Dataset rows
***

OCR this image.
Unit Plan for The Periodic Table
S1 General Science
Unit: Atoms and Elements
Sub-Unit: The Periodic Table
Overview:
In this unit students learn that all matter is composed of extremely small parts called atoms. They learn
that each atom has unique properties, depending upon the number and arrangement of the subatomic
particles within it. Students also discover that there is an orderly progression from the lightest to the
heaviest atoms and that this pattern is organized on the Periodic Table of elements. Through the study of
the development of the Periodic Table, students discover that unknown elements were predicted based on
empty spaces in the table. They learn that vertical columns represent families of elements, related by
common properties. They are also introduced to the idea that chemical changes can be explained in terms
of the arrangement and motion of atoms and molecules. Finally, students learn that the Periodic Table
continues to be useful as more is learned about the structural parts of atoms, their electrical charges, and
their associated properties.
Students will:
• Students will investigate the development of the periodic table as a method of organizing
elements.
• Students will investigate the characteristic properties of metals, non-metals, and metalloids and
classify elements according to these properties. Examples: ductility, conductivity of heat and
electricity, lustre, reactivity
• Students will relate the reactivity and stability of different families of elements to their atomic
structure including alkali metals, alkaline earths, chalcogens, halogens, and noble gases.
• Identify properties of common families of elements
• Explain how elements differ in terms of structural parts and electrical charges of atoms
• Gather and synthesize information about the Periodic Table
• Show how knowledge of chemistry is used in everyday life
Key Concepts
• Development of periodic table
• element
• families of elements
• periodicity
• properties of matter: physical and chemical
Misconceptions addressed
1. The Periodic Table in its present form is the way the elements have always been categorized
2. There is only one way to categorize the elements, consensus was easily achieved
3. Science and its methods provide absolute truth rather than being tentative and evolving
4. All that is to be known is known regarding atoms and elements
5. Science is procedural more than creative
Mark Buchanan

***

SET EXERCISE:
Identify each line of the material where the word "properties" shows up, and copy it.

RESPONSE BELOW:
that each atom has unique properties, depending upon the number and arrangement of the subatomic
common properties. They are also introduced to the idea that chemical changes can be explained in terms
their associated properties.
• Students will investigate the characteristic properties of metals, non-metals, and metalloids and
classify elements according to these properties. Examples: ductility, conductivity of heat and
• Identify properties of common families of elements
• properties of matter: physical and chemical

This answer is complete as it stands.